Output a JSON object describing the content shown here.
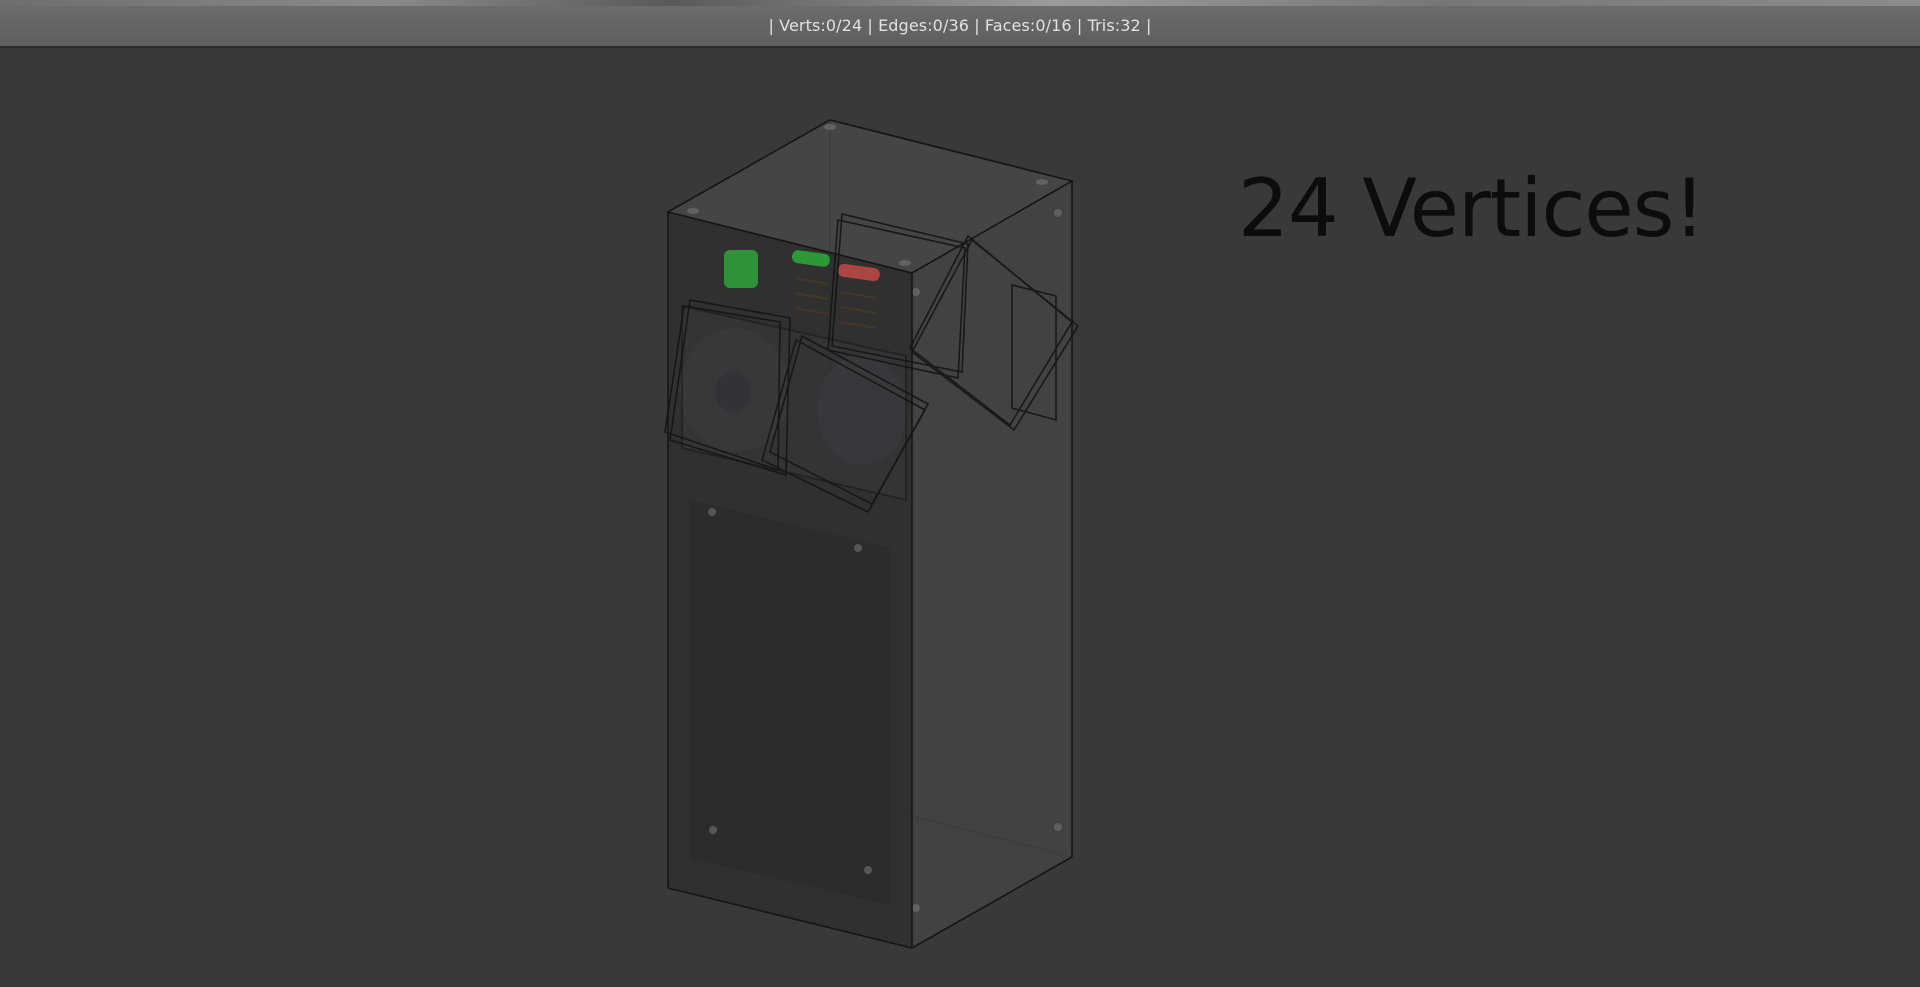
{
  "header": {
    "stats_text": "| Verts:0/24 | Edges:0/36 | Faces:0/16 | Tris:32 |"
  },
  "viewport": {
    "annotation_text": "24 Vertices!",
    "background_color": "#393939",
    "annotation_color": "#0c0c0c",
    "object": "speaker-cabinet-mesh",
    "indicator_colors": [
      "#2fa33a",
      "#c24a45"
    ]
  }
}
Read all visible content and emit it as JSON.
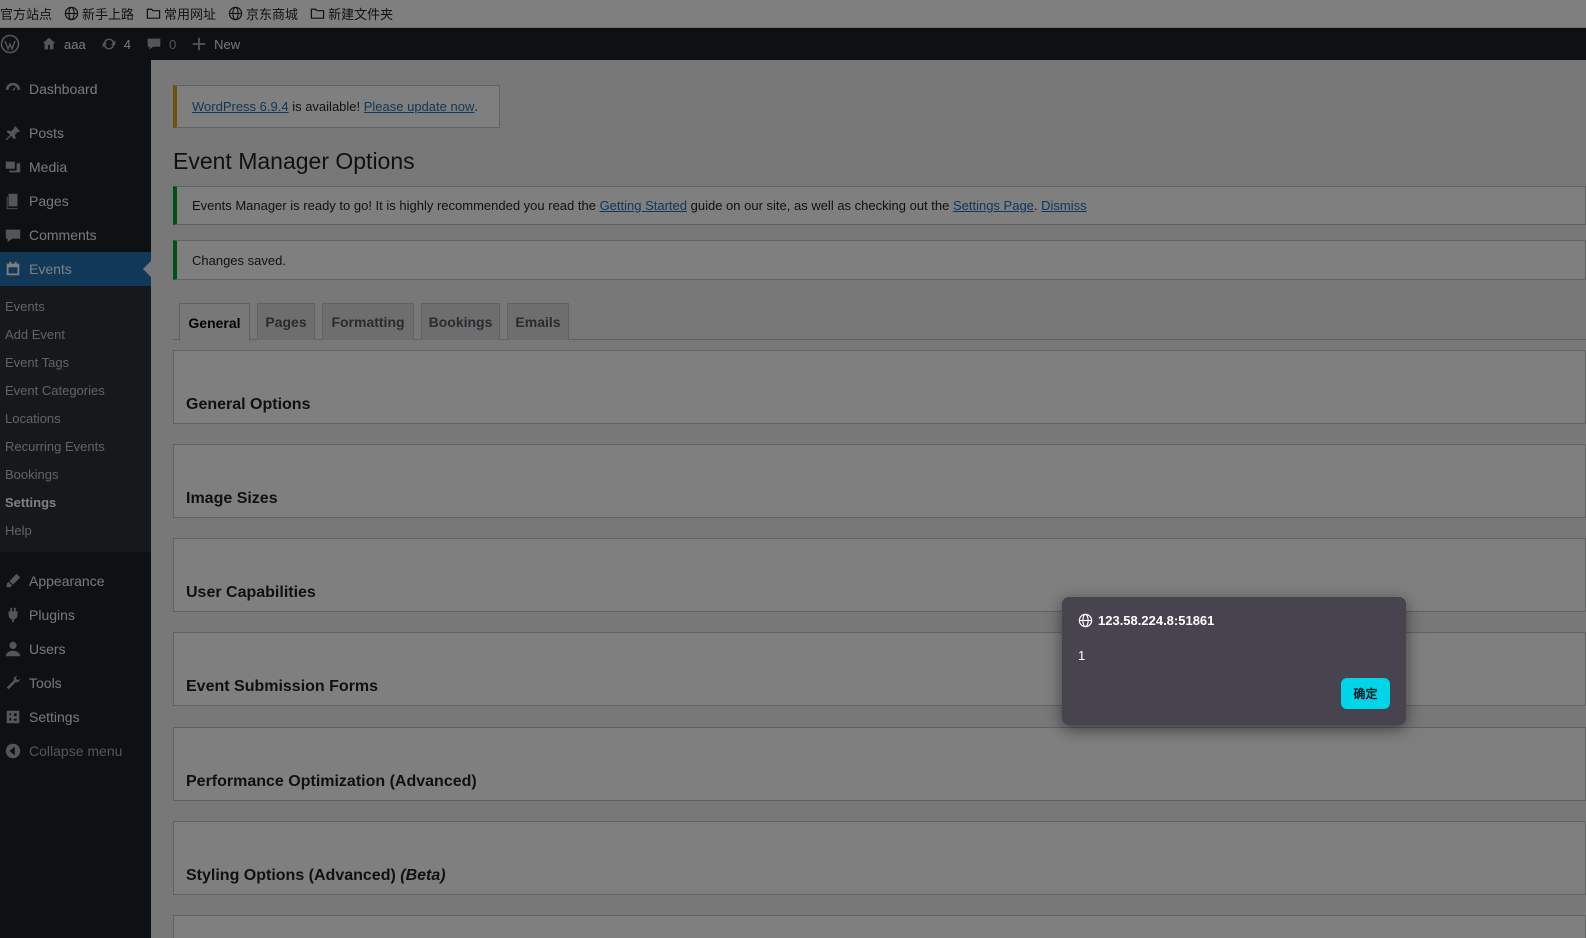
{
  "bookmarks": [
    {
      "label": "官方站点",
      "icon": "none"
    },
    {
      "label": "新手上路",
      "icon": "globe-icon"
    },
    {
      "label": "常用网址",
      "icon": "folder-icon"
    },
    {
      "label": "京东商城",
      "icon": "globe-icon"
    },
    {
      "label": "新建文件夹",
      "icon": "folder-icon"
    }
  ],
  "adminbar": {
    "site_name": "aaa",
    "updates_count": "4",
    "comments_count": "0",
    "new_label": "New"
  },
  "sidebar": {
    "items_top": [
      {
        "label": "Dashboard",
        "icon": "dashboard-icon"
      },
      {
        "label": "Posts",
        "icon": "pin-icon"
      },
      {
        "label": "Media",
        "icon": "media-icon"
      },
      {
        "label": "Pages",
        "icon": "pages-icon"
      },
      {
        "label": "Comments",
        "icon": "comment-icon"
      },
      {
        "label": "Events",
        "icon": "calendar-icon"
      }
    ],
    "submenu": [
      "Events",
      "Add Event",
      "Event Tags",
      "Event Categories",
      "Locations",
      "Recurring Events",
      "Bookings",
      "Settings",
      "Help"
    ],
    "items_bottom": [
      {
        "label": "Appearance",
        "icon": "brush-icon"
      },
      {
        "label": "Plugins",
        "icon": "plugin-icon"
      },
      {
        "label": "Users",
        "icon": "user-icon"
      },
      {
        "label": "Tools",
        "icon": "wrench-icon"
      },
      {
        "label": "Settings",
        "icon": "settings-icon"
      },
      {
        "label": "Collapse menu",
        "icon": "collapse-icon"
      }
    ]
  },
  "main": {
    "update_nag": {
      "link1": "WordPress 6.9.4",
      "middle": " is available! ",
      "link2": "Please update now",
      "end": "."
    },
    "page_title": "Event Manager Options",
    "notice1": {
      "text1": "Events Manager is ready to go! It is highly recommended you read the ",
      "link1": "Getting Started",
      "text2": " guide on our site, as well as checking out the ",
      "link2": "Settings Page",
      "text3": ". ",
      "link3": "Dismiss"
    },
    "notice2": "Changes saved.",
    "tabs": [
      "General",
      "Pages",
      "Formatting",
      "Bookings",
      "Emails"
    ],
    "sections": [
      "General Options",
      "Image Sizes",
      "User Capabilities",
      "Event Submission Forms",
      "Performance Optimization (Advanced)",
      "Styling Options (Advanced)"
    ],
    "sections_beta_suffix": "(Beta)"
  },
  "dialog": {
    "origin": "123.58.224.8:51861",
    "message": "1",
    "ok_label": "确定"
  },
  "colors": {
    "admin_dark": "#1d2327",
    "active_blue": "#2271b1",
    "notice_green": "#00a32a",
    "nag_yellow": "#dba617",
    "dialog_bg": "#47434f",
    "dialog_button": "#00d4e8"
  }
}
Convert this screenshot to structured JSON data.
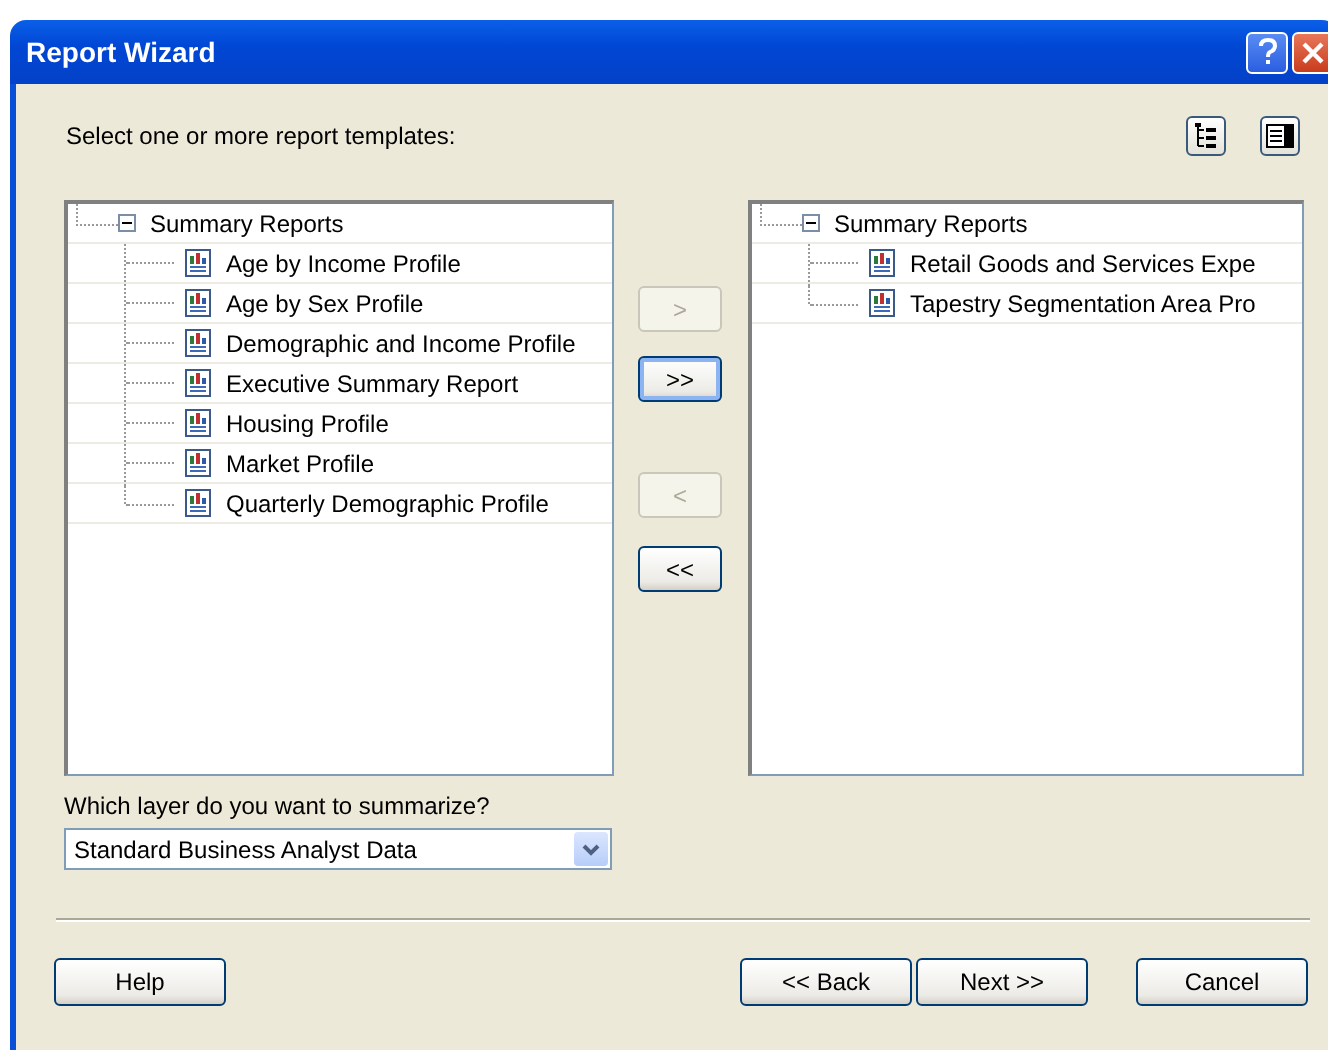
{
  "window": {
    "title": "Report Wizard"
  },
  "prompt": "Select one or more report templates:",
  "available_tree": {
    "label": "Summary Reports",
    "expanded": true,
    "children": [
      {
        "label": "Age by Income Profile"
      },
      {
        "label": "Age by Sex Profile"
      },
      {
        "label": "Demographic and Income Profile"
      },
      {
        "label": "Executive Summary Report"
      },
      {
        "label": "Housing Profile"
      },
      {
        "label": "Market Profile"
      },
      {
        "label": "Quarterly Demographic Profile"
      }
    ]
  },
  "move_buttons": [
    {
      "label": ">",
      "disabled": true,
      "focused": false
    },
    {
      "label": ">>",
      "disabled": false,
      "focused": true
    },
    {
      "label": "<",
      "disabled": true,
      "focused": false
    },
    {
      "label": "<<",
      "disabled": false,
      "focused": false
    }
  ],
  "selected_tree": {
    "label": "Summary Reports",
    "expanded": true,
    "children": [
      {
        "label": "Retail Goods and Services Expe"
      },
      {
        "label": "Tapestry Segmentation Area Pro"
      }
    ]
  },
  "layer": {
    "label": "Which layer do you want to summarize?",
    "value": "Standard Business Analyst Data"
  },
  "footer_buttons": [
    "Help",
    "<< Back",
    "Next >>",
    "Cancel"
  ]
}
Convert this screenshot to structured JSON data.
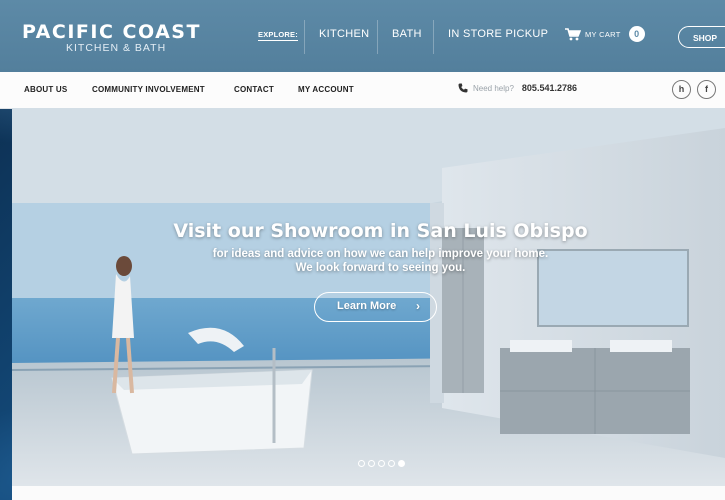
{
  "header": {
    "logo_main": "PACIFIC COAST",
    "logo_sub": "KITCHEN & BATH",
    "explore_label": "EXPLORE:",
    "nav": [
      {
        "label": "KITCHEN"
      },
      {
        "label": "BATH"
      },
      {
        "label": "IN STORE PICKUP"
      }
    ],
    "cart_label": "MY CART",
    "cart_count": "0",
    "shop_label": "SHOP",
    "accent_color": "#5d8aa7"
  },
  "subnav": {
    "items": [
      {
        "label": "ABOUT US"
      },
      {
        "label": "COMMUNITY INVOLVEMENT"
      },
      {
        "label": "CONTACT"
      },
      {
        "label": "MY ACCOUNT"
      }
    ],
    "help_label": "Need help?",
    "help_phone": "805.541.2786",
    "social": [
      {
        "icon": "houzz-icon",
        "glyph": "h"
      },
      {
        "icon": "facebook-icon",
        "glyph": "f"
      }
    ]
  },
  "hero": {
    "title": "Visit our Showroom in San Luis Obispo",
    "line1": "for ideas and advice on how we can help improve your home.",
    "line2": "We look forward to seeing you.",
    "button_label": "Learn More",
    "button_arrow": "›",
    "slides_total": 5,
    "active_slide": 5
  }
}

* [GOAL]: Leave out the pictures and copy everything else in the records word for word.

* [TASK OUTPUT]:
Output a JSON object describing the content shown here.
{
  "header": {
    "stats_text": "| Verts:0/24 | Edges:0/36 | Faces:0/16 | Tris:32 |"
  },
  "viewport": {
    "annotation_text": "24 Vertices!",
    "background_color": "#393939",
    "annotation_color": "#0c0c0c",
    "object": "speaker-cabinet-mesh",
    "indicator_colors": [
      "#2fa33a",
      "#c24a45"
    ]
  }
}
Read all visible content and emit it as JSON.
{
  "bookmarks": [
    {
      "label": "官方站点",
      "icon": "none"
    },
    {
      "label": "新手上路",
      "icon": "globe-icon"
    },
    {
      "label": "常用网址",
      "icon": "folder-icon"
    },
    {
      "label": "京东商城",
      "icon": "globe-icon"
    },
    {
      "label": "新建文件夹",
      "icon": "folder-icon"
    }
  ],
  "adminbar": {
    "site_name": "aaa",
    "updates_count": "4",
    "comments_count": "0",
    "new_label": "New"
  },
  "sidebar": {
    "items_top": [
      {
        "label": "Dashboard",
        "icon": "dashboard-icon"
      },
      {
        "label": "Posts",
        "icon": "pin-icon"
      },
      {
        "label": "Media",
        "icon": "media-icon"
      },
      {
        "label": "Pages",
        "icon": "pages-icon"
      },
      {
        "label": "Comments",
        "icon": "comment-icon"
      },
      {
        "label": "Events",
        "icon": "calendar-icon"
      }
    ],
    "submenu": [
      "Events",
      "Add Event",
      "Event Tags",
      "Event Categories",
      "Locations",
      "Recurring Events",
      "Bookings",
      "Settings",
      "Help"
    ],
    "items_bottom": [
      {
        "label": "Appearance",
        "icon": "brush-icon"
      },
      {
        "label": "Plugins",
        "icon": "plugin-icon"
      },
      {
        "label": "Users",
        "icon": "user-icon"
      },
      {
        "label": "Tools",
        "icon": "wrench-icon"
      },
      {
        "label": "Settings",
        "icon": "settings-icon"
      },
      {
        "label": "Collapse menu",
        "icon": "collapse-icon"
      }
    ]
  },
  "main": {
    "update_nag": {
      "link1": "WordPress 6.9.4",
      "middle": " is available! ",
      "link2": "Please update now",
      "end": "."
    },
    "page_title": "Event Manager Options",
    "notice1": {
      "text1": "Events Manager is ready to go! It is highly recommended you read the ",
      "link1": "Getting Started",
      "text2": " guide on our site, as well as checking out the ",
      "link2": "Settings Page",
      "text3": ". ",
      "link3": "Dismiss"
    },
    "notice2": "Changes saved.",
    "tabs": [
      "General",
      "Pages",
      "Formatting",
      "Bookings",
      "Emails"
    ],
    "sections": [
      "General Options",
      "Image Sizes",
      "User Capabilities",
      "Event Submission Forms",
      "Performance Optimization (Advanced)",
      "Styling Options (Advanced)"
    ],
    "sections_beta_suffix": "(Beta)"
  },
  "dialog": {
    "origin": "123.58.224.8:51861",
    "message": "1",
    "ok_label": "确定"
  },
  "colors": {
    "admin_dark": "#1d2327",
    "active_blue": "#2271b1",
    "notice_green": "#00a32a",
    "nag_yellow": "#dba617",
    "dialog_bg": "#47434f",
    "dialog_button": "#00d4e8"
  }
}
Convert this screenshot to structured JSON data.
{
  "window": {
    "title": "Report Wizard"
  },
  "prompt": "Select one or more report templates:",
  "available_tree": {
    "label": "Summary Reports",
    "expanded": true,
    "children": [
      {
        "label": "Age by Income Profile"
      },
      {
        "label": "Age by Sex Profile"
      },
      {
        "label": "Demographic and Income Profile"
      },
      {
        "label": "Executive Summary Report"
      },
      {
        "label": "Housing Profile"
      },
      {
        "label": "Market Profile"
      },
      {
        "label": "Quarterly Demographic Profile"
      }
    ]
  },
  "move_buttons": [
    {
      "label": ">",
      "disabled": true,
      "focused": false
    },
    {
      "label": ">>",
      "disabled": false,
      "focused": true
    },
    {
      "label": "<",
      "disabled": true,
      "focused": false
    },
    {
      "label": "<<",
      "disabled": false,
      "focused": false
    }
  ],
  "selected_tree": {
    "label": "Summary Reports",
    "expanded": true,
    "children": [
      {
        "label": "Retail Goods and Services Expe"
      },
      {
        "label": "Tapestry Segmentation Area Pro"
      }
    ]
  },
  "layer": {
    "label": "Which layer do you want to summarize?",
    "value": "Standard Business Analyst Data"
  },
  "footer_buttons": [
    "Help",
    "<< Back",
    "Next >>",
    "Cancel"
  ]
}
Convert this screenshot to structured JSON data.
{
  "header": {
    "logo_main": "PACIFIC COAST",
    "logo_sub": "KITCHEN & BATH",
    "explore_label": "EXPLORE:",
    "nav": [
      {
        "label": "KITCHEN"
      },
      {
        "label": "BATH"
      },
      {
        "label": "IN STORE PICKUP"
      }
    ],
    "cart_label": "MY CART",
    "cart_count": "0",
    "shop_label": "SHOP",
    "accent_color": "#5d8aa7"
  },
  "subnav": {
    "items": [
      {
        "label": "ABOUT US"
      },
      {
        "label": "COMMUNITY INVOLVEMENT"
      },
      {
        "label": "CONTACT"
      },
      {
        "label": "MY ACCOUNT"
      }
    ],
    "help_label": "Need help?",
    "help_phone": "805.541.2786",
    "social": [
      {
        "icon": "houzz-icon",
        "glyph": "h"
      },
      {
        "icon": "facebook-icon",
        "glyph": "f"
      }
    ]
  },
  "hero": {
    "title": "Visit our Showroom in San Luis Obispo",
    "line1": "for ideas and advice on how we can help improve your home.",
    "line2": "We look forward to seeing you.",
    "button_label": "Learn More",
    "button_arrow": "›",
    "slides_total": 5,
    "active_slide": 5
  }
}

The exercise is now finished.